* _GIVEN TASK_: Are you able to quote each entry exactly as written?

* start *

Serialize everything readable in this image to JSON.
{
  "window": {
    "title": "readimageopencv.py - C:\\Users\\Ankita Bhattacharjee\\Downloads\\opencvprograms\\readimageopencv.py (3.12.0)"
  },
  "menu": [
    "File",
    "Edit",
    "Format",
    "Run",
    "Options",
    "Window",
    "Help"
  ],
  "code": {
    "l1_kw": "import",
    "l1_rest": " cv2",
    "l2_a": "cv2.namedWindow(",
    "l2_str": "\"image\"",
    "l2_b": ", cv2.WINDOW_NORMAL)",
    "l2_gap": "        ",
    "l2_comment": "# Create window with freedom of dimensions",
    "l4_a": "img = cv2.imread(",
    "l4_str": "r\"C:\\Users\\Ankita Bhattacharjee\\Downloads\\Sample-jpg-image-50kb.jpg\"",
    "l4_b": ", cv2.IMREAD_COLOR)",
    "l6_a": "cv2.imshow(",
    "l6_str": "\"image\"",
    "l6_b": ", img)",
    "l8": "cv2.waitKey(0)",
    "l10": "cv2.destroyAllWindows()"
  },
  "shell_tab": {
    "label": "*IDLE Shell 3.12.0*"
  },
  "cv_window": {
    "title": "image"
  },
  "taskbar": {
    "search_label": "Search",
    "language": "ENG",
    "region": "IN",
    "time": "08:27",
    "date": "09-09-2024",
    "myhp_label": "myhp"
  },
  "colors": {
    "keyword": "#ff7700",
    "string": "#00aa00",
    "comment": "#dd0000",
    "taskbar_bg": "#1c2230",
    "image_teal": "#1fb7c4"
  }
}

* end *

* _EXERCISE SOLUTION_:
Serialize everything readable in this image to JSON.
{
  "window": {
    "title": "readimageopencv.py - C:\\Users\\Ankita Bhattacharjee\\Downloads\\opencvprograms\\readimageopencv.py (3.12.0)"
  },
  "menu": [
    "File",
    "Edit",
    "Format",
    "Run",
    "Options",
    "Window",
    "Help"
  ],
  "code": {
    "l1_kw": "import",
    "l1_rest": " cv2",
    "l2_a": "cv2.namedWindow(",
    "l2_str": "\"image\"",
    "l2_b": ", cv2.WINDOW_NORMAL)",
    "l2_gap": "        ",
    "l2_comment": "# Create window with freedom of dimensions",
    "l4_a": "img = cv2.imread(",
    "l4_str": "r\"C:\\Users\\Ankita Bhattacharjee\\Downloads\\Sample-jpg-image-50kb.jpg\"",
    "l4_b": ", cv2.IMREAD_COLOR)",
    "l6_a": "cv2.imshow(",
    "l6_str": "\"image\"",
    "l6_b": ", img)",
    "l8": "cv2.waitKey(0)",
    "l10": "cv2.destroyAllWindows()"
  },
  "shell_tab": {
    "label": "*IDLE Shell 3.12.0*"
  },
  "cv_window": {
    "title": "image"
  },
  "taskbar": {
    "search_label": "Search",
    "language": "ENG",
    "region": "IN",
    "time": "08:27",
    "date": "09-09-2024",
    "myhp_label": "myhp"
  },
  "colors": {
    "keyword": "#ff7700",
    "string": "#00aa00",
    "comment": "#dd0000",
    "taskbar_bg": "#1c2230",
    "image_teal": "#1fb7c4"
  }
}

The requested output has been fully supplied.